* [RAW RECORDS]
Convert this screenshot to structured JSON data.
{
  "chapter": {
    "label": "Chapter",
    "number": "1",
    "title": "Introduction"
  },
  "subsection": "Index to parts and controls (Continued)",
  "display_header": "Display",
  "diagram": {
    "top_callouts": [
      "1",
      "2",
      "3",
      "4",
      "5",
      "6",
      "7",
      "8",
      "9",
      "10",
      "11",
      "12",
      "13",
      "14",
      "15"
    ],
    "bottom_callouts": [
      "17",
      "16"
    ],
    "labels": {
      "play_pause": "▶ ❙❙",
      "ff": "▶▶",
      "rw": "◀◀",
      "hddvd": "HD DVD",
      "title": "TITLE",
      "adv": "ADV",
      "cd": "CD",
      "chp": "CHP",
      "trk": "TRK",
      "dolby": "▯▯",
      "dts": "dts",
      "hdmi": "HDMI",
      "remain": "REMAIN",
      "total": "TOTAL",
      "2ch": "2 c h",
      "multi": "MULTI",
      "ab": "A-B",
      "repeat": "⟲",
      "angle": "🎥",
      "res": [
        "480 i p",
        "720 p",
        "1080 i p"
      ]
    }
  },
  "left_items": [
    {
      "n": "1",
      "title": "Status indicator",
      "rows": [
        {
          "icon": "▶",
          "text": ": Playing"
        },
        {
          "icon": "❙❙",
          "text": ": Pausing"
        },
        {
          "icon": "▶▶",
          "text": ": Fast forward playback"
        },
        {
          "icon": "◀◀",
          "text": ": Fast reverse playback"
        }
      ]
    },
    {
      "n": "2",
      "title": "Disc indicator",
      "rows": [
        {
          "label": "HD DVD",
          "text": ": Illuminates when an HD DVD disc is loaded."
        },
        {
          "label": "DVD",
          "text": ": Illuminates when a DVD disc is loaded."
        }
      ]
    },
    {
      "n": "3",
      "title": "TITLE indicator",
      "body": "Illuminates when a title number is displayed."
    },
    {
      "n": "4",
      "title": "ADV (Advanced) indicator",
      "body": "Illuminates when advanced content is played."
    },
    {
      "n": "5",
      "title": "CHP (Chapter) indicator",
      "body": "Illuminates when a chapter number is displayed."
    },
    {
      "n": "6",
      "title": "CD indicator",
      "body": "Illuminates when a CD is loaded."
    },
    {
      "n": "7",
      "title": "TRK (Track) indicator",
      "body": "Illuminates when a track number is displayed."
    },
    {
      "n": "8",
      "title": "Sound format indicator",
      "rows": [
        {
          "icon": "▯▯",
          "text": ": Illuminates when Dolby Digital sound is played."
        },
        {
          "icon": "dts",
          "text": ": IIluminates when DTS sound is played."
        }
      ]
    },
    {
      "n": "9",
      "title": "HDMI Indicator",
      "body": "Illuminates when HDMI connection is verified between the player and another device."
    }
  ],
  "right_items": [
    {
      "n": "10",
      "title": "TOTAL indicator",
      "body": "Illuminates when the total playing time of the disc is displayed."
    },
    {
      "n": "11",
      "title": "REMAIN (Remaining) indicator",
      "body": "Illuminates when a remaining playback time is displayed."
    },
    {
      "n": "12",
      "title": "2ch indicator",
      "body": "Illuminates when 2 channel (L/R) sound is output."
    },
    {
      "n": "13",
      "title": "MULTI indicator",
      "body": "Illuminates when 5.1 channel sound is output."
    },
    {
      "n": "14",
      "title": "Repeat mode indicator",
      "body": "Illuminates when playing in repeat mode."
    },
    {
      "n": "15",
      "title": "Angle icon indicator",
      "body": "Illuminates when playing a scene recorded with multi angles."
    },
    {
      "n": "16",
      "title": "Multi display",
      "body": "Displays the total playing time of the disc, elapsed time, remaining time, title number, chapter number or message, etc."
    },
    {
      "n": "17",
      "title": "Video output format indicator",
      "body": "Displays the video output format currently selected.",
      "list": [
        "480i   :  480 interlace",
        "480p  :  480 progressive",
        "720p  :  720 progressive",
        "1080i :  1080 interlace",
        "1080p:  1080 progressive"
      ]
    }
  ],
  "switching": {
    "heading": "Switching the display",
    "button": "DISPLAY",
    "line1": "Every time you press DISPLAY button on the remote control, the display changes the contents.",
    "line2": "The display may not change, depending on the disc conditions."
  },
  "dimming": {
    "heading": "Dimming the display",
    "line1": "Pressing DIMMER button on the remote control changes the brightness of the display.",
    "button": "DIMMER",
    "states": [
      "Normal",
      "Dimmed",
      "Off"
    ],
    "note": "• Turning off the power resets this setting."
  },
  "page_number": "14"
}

* [EXERCISE]
Output each entry precisely as given.

* [TASK ANSWER]
Convert this screenshot to structured JSON data.
{
  "chapter": {
    "label": "Chapter",
    "number": "1",
    "title": "Introduction"
  },
  "subsection": "Index to parts and controls (Continued)",
  "display_header": "Display",
  "diagram": {
    "top_callouts": [
      "1",
      "2",
      "3",
      "4",
      "5",
      "6",
      "7",
      "8",
      "9",
      "10",
      "11",
      "12",
      "13",
      "14",
      "15"
    ],
    "bottom_callouts": [
      "17",
      "16"
    ],
    "labels": {
      "play_pause": "▶ ❙❙",
      "ff": "▶▶",
      "rw": "◀◀",
      "hddvd": "HD DVD",
      "title": "TITLE",
      "adv": "ADV",
      "cd": "CD",
      "chp": "CHP",
      "trk": "TRK",
      "dolby": "▯▯",
      "dts": "dts",
      "hdmi": "HDMI",
      "remain": "REMAIN",
      "total": "TOTAL",
      "2ch": "2 c h",
      "multi": "MULTI",
      "ab": "A-B",
      "repeat": "⟲",
      "angle": "🎥",
      "res": [
        "480 i p",
        "720 p",
        "1080 i p"
      ]
    }
  },
  "left_items": [
    {
      "n": "1",
      "title": "Status indicator",
      "rows": [
        {
          "icon": "▶",
          "text": ": Playing"
        },
        {
          "icon": "❙❙",
          "text": ": Pausing"
        },
        {
          "icon": "▶▶",
          "text": ": Fast forward playback"
        },
        {
          "icon": "◀◀",
          "text": ": Fast reverse playback"
        }
      ]
    },
    {
      "n": "2",
      "title": "Disc indicator",
      "rows": [
        {
          "label": "HD DVD",
          "text": ": Illuminates when an HD DVD disc is loaded."
        },
        {
          "label": "DVD",
          "text": ": Illuminates when a DVD disc is loaded."
        }
      ]
    },
    {
      "n": "3",
      "title": "TITLE indicator",
      "body": "Illuminates when a title number is displayed."
    },
    {
      "n": "4",
      "title": "ADV (Advanced) indicator",
      "body": "Illuminates when advanced content is played."
    },
    {
      "n": "5",
      "title": "CHP (Chapter) indicator",
      "body": "Illuminates when a chapter number is displayed."
    },
    {
      "n": "6",
      "title": "CD indicator",
      "body": "Illuminates when a CD is loaded."
    },
    {
      "n": "7",
      "title": "TRK (Track) indicator",
      "body": "Illuminates when a track number is displayed."
    },
    {
      "n": "8",
      "title": "Sound format indicator",
      "rows": [
        {
          "icon": "▯▯",
          "text": ": Illuminates when Dolby Digital sound is played."
        },
        {
          "icon": "dts",
          "text": ": IIluminates when DTS sound is played."
        }
      ]
    },
    {
      "n": "9",
      "title": "HDMI Indicator",
      "body": "Illuminates when HDMI connection is verified between the player and another device."
    }
  ],
  "right_items": [
    {
      "n": "10",
      "title": "TOTAL indicator",
      "body": "Illuminates when the total playing time of the disc is displayed."
    },
    {
      "n": "11",
      "title": "REMAIN (Remaining) indicator",
      "body": "Illuminates when a remaining playback time is displayed."
    },
    {
      "n": "12",
      "title": "2ch indicator",
      "body": "Illuminates when 2 channel (L/R) sound is output."
    },
    {
      "n": "13",
      "title": "MULTI indicator",
      "body": "Illuminates when 5.1 channel sound is output."
    },
    {
      "n": "14",
      "title": "Repeat mode indicator",
      "body": "Illuminates when playing in repeat mode."
    },
    {
      "n": "15",
      "title": "Angle icon indicator",
      "body": "Illuminates when playing a scene recorded with multi angles."
    },
    {
      "n": "16",
      "title": "Multi display",
      "body": "Displays the total playing time of the disc, elapsed time, remaining time, title number, chapter number or message, etc."
    },
    {
      "n": "17",
      "title": "Video output format indicator",
      "body": "Displays the video output format currently selected.",
      "list": [
        "480i   :  480 interlace",
        "480p  :  480 progressive",
        "720p  :  720 progressive",
        "1080i :  1080 interlace",
        "1080p:  1080 progressive"
      ]
    }
  ],
  "switching": {
    "heading": "Switching the display",
    "button": "DISPLAY",
    "line1": "Every time you press DISPLAY button on the remote control, the display changes the contents.",
    "line2": "The display may not change, depending on the disc conditions."
  },
  "dimming": {
    "heading": "Dimming the display",
    "line1": "Pressing DIMMER button on the remote control changes the brightness of the display.",
    "button": "DIMMER",
    "states": [
      "Normal",
      "Dimmed",
      "Off"
    ],
    "note": "• Turning off the power resets this setting."
  },
  "page_number": "14"
}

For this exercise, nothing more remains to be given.